◆ Required action
Those lines of the data that hold the word "over" are to be copied out.

(Transcript entries for document pages)
────────
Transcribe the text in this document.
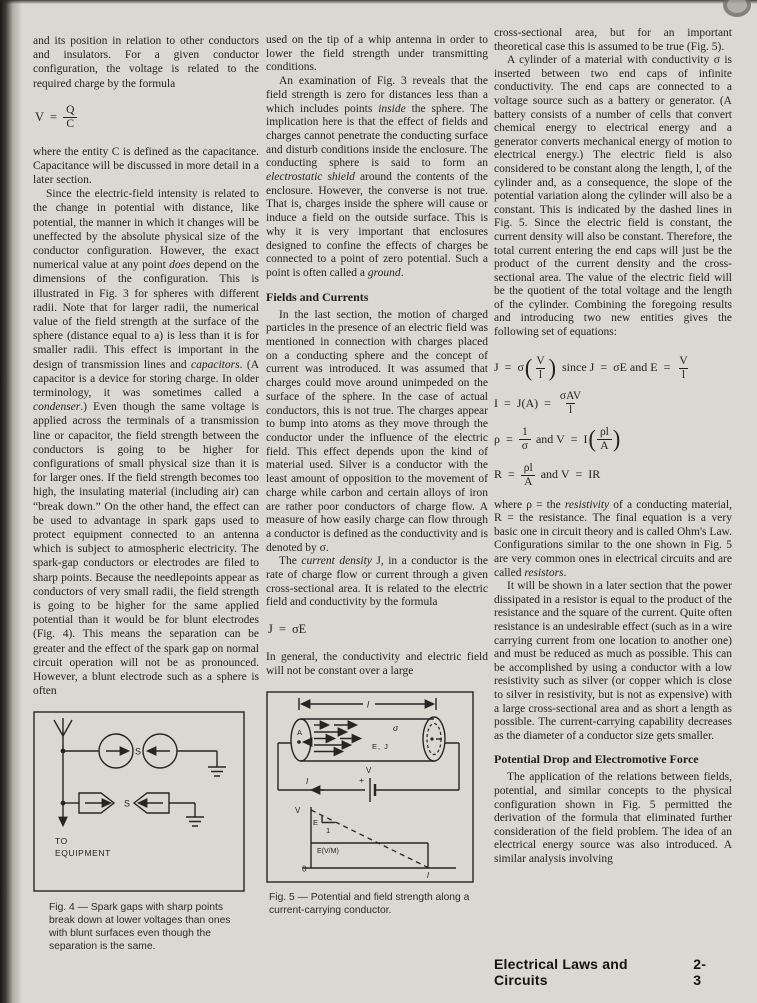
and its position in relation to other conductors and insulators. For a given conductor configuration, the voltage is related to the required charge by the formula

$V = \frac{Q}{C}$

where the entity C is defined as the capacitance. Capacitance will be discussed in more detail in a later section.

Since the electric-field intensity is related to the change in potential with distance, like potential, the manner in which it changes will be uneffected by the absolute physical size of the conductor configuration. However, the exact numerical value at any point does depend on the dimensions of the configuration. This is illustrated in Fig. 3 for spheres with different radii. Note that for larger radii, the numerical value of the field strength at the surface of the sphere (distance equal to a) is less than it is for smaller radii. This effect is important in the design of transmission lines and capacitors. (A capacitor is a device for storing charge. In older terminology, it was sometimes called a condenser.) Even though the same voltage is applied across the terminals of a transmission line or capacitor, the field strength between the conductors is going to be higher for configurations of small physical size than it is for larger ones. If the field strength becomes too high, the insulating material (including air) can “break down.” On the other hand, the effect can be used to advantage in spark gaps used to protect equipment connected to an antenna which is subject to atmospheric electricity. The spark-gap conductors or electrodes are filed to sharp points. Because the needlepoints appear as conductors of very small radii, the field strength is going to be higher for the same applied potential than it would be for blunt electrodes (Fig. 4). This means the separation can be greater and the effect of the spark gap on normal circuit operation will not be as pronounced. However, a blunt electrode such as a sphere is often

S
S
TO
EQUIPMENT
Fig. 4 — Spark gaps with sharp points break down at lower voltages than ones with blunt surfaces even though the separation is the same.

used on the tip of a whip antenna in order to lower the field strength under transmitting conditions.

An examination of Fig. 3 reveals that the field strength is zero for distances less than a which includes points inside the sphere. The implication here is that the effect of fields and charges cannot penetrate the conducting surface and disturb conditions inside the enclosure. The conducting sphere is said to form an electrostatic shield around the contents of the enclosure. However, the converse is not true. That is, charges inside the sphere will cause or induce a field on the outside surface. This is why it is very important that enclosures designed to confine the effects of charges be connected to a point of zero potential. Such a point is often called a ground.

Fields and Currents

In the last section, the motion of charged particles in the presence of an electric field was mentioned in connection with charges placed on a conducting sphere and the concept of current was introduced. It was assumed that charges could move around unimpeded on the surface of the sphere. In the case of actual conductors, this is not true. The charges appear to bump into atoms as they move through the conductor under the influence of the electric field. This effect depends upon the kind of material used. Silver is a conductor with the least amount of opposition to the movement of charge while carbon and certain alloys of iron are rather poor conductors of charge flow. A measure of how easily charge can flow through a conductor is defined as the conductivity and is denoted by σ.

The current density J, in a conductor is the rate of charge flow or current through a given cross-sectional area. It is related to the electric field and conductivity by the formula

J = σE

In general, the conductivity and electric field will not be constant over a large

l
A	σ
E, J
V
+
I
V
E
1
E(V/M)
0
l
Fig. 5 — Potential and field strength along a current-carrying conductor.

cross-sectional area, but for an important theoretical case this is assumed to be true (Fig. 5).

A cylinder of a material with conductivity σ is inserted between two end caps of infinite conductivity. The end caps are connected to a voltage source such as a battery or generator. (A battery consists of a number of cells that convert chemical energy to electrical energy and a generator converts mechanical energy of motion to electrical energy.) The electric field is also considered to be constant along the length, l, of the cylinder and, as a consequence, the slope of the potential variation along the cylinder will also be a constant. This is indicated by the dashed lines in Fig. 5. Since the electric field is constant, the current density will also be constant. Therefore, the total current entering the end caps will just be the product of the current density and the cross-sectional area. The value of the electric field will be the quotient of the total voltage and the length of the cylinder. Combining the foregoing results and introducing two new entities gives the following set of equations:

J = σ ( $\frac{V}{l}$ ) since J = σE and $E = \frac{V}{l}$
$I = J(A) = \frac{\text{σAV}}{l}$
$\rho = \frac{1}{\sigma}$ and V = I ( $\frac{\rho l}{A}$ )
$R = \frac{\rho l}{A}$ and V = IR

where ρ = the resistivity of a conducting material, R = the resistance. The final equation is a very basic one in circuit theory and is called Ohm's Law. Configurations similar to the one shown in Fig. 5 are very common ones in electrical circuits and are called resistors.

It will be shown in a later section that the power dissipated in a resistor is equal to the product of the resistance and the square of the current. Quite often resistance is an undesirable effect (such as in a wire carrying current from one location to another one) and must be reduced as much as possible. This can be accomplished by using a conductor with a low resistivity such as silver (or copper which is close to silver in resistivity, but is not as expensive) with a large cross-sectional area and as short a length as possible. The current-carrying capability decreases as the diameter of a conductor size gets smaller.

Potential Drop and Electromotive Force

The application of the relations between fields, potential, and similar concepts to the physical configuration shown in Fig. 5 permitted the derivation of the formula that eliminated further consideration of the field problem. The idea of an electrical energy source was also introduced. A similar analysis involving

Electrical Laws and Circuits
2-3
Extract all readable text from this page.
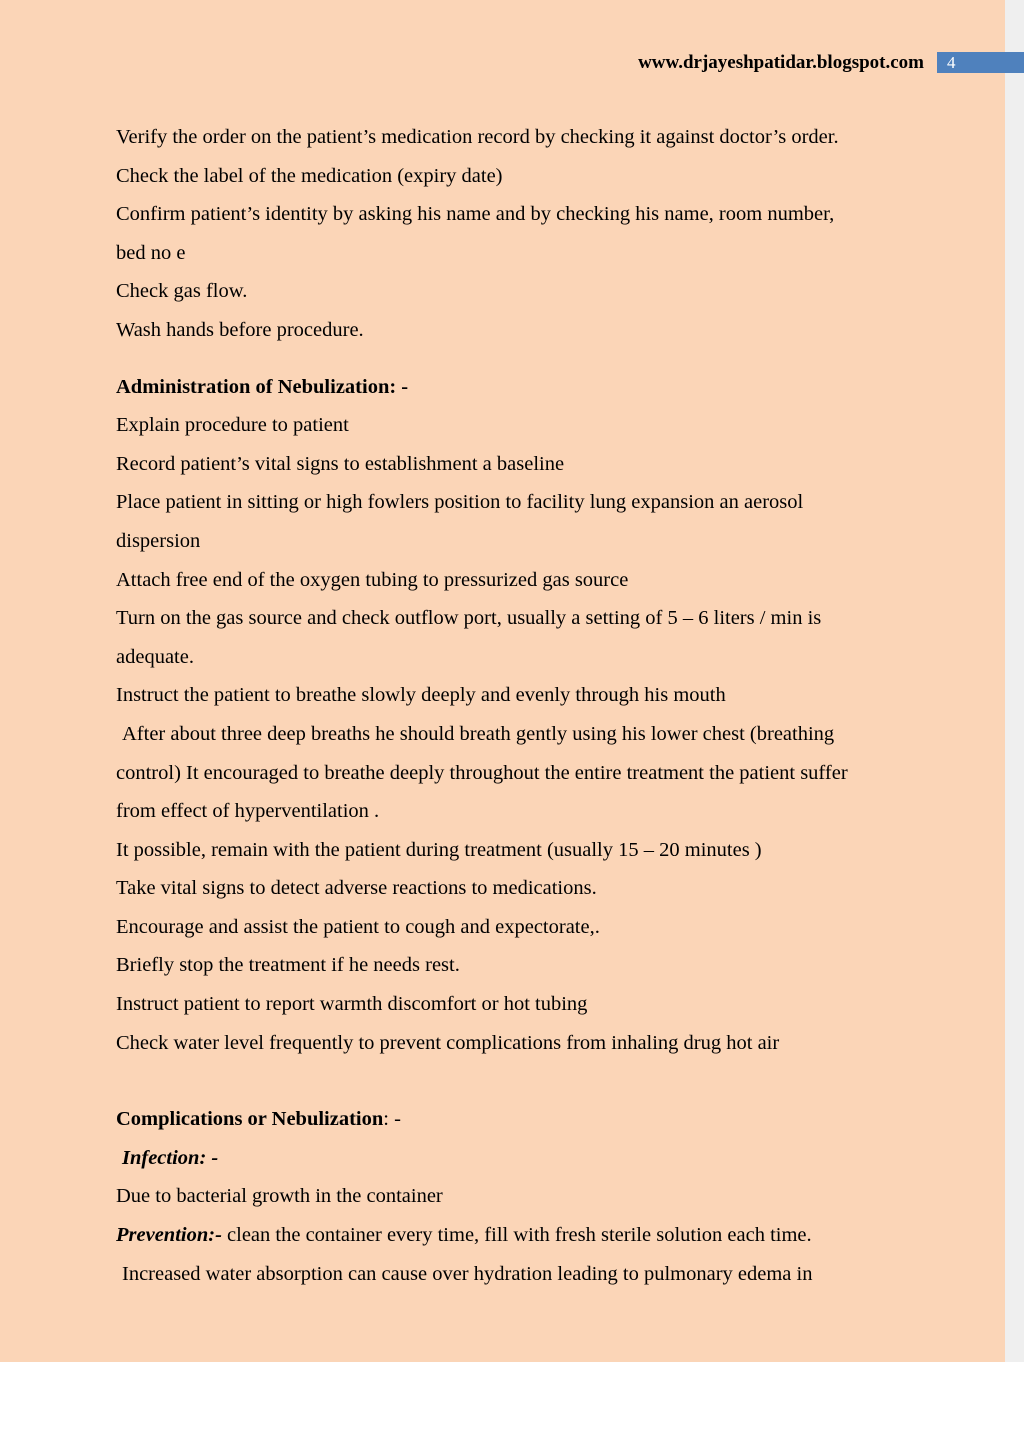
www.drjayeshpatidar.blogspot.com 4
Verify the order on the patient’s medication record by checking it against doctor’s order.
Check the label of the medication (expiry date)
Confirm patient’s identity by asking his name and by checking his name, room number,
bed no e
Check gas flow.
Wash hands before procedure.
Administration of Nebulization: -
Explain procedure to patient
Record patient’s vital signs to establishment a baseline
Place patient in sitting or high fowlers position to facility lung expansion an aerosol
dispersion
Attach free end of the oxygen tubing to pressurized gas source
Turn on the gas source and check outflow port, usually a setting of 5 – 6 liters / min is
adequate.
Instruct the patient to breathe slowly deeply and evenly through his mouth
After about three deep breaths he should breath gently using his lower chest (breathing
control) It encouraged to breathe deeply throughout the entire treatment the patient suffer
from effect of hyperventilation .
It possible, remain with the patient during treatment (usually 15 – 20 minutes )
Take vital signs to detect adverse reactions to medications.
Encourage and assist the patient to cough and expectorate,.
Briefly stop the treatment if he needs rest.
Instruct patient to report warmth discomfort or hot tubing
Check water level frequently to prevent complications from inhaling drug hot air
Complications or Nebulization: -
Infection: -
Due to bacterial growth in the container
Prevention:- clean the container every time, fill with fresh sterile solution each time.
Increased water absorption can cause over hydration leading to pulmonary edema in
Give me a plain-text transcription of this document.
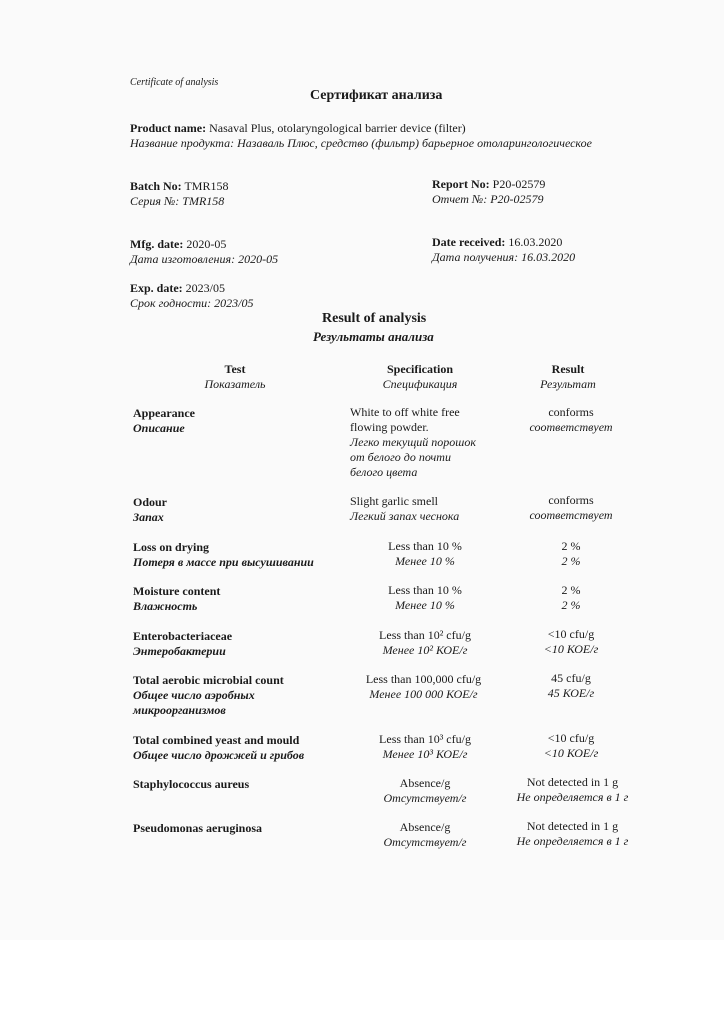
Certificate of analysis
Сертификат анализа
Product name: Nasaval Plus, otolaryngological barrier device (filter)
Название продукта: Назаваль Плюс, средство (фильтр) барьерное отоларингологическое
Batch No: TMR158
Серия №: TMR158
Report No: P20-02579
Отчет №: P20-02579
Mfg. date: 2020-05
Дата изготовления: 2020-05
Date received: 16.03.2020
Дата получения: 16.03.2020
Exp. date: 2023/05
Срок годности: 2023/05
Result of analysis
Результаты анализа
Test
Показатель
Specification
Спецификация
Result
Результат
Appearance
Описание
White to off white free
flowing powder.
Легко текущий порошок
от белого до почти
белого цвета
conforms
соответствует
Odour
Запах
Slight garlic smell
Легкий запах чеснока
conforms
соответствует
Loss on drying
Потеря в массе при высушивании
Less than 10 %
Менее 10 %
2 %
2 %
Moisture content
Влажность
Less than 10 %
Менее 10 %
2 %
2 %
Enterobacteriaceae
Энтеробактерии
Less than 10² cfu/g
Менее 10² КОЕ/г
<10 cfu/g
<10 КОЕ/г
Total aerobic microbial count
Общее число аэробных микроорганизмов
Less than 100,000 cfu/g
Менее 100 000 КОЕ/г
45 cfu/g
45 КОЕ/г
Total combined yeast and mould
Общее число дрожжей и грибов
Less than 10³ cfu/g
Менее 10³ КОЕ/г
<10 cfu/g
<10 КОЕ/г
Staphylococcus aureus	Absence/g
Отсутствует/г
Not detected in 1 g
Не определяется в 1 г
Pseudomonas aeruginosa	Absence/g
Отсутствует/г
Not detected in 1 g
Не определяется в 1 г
────────
◆ Answer section
In general, the conductivity and electric field will not be constant over a large
Increased water absorption can cause over hydration leading to pulmonary edema in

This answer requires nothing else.